MATERIAL SHOWN
------
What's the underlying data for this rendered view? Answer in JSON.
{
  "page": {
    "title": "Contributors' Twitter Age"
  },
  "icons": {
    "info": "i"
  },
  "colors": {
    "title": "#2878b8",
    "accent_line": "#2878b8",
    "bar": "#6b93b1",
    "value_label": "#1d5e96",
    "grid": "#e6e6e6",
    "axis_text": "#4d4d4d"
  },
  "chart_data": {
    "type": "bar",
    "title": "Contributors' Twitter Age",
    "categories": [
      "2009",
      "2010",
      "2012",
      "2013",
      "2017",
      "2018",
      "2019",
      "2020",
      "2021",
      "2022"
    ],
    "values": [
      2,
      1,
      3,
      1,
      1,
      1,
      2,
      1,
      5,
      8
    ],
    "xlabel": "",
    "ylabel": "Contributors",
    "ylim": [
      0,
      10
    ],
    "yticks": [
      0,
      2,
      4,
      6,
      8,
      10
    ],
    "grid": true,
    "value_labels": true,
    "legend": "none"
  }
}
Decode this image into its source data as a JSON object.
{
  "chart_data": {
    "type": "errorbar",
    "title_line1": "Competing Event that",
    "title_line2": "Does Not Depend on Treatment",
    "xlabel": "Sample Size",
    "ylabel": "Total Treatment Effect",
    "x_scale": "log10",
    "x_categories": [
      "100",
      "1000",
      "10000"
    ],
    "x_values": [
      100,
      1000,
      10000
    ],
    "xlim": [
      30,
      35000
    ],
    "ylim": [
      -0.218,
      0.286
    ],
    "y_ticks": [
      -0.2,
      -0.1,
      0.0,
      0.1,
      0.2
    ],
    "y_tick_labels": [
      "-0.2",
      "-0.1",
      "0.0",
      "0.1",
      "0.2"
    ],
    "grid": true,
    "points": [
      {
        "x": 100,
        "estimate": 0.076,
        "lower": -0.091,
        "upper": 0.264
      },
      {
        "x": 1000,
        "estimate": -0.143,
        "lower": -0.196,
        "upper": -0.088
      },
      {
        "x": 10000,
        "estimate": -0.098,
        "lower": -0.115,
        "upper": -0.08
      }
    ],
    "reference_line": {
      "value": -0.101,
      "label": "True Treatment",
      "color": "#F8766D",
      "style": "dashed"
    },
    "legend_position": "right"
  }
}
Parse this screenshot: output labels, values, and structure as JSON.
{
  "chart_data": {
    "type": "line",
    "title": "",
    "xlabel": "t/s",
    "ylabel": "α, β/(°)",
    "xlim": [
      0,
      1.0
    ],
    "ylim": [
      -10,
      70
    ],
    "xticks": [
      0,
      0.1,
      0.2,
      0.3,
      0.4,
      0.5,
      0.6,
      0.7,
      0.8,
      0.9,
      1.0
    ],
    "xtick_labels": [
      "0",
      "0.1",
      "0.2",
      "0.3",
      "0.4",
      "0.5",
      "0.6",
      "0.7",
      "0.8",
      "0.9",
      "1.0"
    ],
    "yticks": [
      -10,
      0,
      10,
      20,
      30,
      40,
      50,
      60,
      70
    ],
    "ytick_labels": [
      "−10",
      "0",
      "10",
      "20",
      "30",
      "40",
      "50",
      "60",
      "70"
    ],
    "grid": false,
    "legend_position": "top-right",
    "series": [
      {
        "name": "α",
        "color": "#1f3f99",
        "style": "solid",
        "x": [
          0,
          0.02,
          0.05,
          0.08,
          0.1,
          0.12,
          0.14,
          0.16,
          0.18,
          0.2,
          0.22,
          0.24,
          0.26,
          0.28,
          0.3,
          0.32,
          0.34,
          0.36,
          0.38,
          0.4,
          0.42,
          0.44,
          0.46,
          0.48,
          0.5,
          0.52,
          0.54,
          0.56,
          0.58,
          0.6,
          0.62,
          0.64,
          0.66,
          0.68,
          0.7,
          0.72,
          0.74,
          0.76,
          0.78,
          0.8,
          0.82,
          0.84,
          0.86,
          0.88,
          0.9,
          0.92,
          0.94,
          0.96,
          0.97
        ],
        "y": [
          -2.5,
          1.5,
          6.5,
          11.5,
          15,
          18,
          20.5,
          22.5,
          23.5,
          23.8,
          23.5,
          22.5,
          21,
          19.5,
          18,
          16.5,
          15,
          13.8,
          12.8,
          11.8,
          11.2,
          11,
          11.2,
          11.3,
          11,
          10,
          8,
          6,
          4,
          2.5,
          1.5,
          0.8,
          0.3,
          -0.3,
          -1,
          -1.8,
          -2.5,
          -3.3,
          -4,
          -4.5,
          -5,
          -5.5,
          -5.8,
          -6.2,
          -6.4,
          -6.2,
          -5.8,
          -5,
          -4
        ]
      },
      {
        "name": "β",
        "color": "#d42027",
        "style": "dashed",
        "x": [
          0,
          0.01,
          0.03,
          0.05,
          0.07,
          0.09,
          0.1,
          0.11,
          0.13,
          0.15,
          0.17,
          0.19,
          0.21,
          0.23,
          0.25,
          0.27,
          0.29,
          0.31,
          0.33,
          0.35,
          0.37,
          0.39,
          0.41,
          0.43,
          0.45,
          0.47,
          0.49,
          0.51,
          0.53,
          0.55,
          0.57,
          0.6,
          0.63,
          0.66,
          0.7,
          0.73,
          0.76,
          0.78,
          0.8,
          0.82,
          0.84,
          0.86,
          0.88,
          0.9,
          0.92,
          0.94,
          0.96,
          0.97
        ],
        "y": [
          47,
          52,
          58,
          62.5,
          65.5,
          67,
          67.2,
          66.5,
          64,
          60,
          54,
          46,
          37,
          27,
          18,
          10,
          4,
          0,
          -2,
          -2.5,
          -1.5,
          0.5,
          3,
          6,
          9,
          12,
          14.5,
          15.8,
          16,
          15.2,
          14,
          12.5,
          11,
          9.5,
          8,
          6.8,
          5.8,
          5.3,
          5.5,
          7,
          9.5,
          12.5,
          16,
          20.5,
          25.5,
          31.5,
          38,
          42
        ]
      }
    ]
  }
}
------
PROBLEM
Repeat the material above in full, keeping every word.

ANSWER TO THE PROBLEM
What's the underlying data for this rendered view? Answer in JSON.
{
  "page": {
    "title": "Contributors' Twitter Age"
  },
  "icons": {
    "info": "i"
  },
  "colors": {
    "title": "#2878b8",
    "accent_line": "#2878b8",
    "bar": "#6b93b1",
    "value_label": "#1d5e96",
    "grid": "#e6e6e6",
    "axis_text": "#4d4d4d"
  },
  "chart_data": {
    "type": "bar",
    "title": "Contributors' Twitter Age",
    "categories": [
      "2009",
      "2010",
      "2012",
      "2013",
      "2017",
      "2018",
      "2019",
      "2020",
      "2021",
      "2022"
    ],
    "values": [
      2,
      1,
      3,
      1,
      1,
      1,
      2,
      1,
      5,
      8
    ],
    "xlabel": "",
    "ylabel": "Contributors",
    "ylim": [
      0,
      10
    ],
    "yticks": [
      0,
      2,
      4,
      6,
      8,
      10
    ],
    "grid": true,
    "value_labels": true,
    "legend": "none"
  }
}
Decode this image into its source data as a JSON object.
{
  "chart_data": {
    "type": "errorbar",
    "title_line1": "Competing Event that",
    "title_line2": "Does Not Depend on Treatment",
    "xlabel": "Sample Size",
    "ylabel": "Total Treatment Effect",
    "x_scale": "log10",
    "x_categories": [
      "100",
      "1000",
      "10000"
    ],
    "x_values": [
      100,
      1000,
      10000
    ],
    "xlim": [
      30,
      35000
    ],
    "ylim": [
      -0.218,
      0.286
    ],
    "y_ticks": [
      -0.2,
      -0.1,
      0.0,
      0.1,
      0.2
    ],
    "y_tick_labels": [
      "-0.2",
      "-0.1",
      "0.0",
      "0.1",
      "0.2"
    ],
    "grid": true,
    "points": [
      {
        "x": 100,
        "estimate": 0.076,
        "lower": -0.091,
        "upper": 0.264
      },
      {
        "x": 1000,
        "estimate": -0.143,
        "lower": -0.196,
        "upper": -0.088
      },
      {
        "x": 10000,
        "estimate": -0.098,
        "lower": -0.115,
        "upper": -0.08
      }
    ],
    "reference_line": {
      "value": -0.101,
      "label": "True Treatment",
      "color": "#F8766D",
      "style": "dashed"
    },
    "legend_position": "right"
  }
}
Parse this screenshot: output labels, values, and structure as JSON.
{
  "chart_data": {
    "type": "line",
    "title": "",
    "xlabel": "t/s",
    "ylabel": "α, β/(°)",
    "xlim": [
      0,
      1.0
    ],
    "ylim": [
      -10,
      70
    ],
    "xticks": [
      0,
      0.1,
      0.2,
      0.3,
      0.4,
      0.5,
      0.6,
      0.7,
      0.8,
      0.9,
      1.0
    ],
    "xtick_labels": [
      "0",
      "0.1",
      "0.2",
      "0.3",
      "0.4",
      "0.5",
      "0.6",
      "0.7",
      "0.8",
      "0.9",
      "1.0"
    ],
    "yticks": [
      -10,
      0,
      10,
      20,
      30,
      40,
      50,
      60,
      70
    ],
    "ytick_labels": [
      "−10",
      "0",
      "10",
      "20",
      "30",
      "40",
      "50",
      "60",
      "70"
    ],
    "grid": false,
    "legend_position": "top-right",
    "series": [
      {
        "name": "α",
        "color": "#1f3f99",
        "style": "solid",
        "x": [
          0,
          0.02,
          0.05,
          0.08,
          0.1,
          0.12,
          0.14,
          0.16,
          0.18,
          0.2,
          0.22,
          0.24,
          0.26,
          0.28,
          0.3,
          0.32,
          0.34,
          0.36,
          0.38,
          0.4,
          0.42,
          0.44,
          0.46,
          0.48,
          0.5,
          0.52,
          0.54,
          0.56,
          0.58,
          0.6,
          0.62,
          0.64,
          0.66,
          0.68,
          0.7,
          0.72,
          0.74,
          0.76,
          0.78,
          0.8,
          0.82,
          0.84,
          0.86,
          0.88,
          0.9,
          0.92,
          0.94,
          0.96,
          0.97
        ],
        "y": [
          -2.5,
          1.5,
          6.5,
          11.5,
          15,
          18,
          20.5,
          22.5,
          23.5,
          23.8,
          23.5,
          22.5,
          21,
          19.5,
          18,
          16.5,
          15,
          13.8,
          12.8,
          11.8,
          11.2,
          11,
          11.2,
          11.3,
          11,
          10,
          8,
          6,
          4,
          2.5,
          1.5,
          0.8,
          0.3,
          -0.3,
          -1,
          -1.8,
          -2.5,
          -3.3,
          -4,
          -4.5,
          -5,
          -5.5,
          -5.8,
          -6.2,
          -6.4,
          -6.2,
          -5.8,
          -5,
          -4
        ]
      },
      {
        "name": "β",
        "color": "#d42027",
        "style": "dashed",
        "x": [
          0,
          0.01,
          0.03,
          0.05,
          0.07,
          0.09,
          0.1,
          0.11,
          0.13,
          0.15,
          0.17,
          0.19,
          0.21,
          0.23,
          0.25,
          0.27,
          0.29,
          0.31,
          0.33,
          0.35,
          0.37,
          0.39,
          0.41,
          0.43,
          0.45,
          0.47,
          0.49,
          0.51,
          0.53,
          0.55,
          0.57,
          0.6,
          0.63,
          0.66,
          0.7,
          0.73,
          0.76,
          0.78,
          0.8,
          0.82,
          0.84,
          0.86,
          0.88,
          0.9,
          0.92,
          0.94,
          0.96,
          0.97
        ],
        "y": [
          47,
          52,
          58,
          62.5,
          65.5,
          67,
          67.2,
          66.5,
          64,
          60,
          54,
          46,
          37,
          27,
          18,
          10,
          4,
          0,
          -2,
          -2.5,
          -1.5,
          0.5,
          3,
          6,
          9,
          12,
          14.5,
          15.8,
          16,
          15.2,
          14,
          12.5,
          11,
          9.5,
          8,
          6.8,
          5.8,
          5.3,
          5.5,
          7,
          9.5,
          12.5,
          16,
          20.5,
          25.5,
          31.5,
          38,
          42
        ]
      }
    ]
  }
}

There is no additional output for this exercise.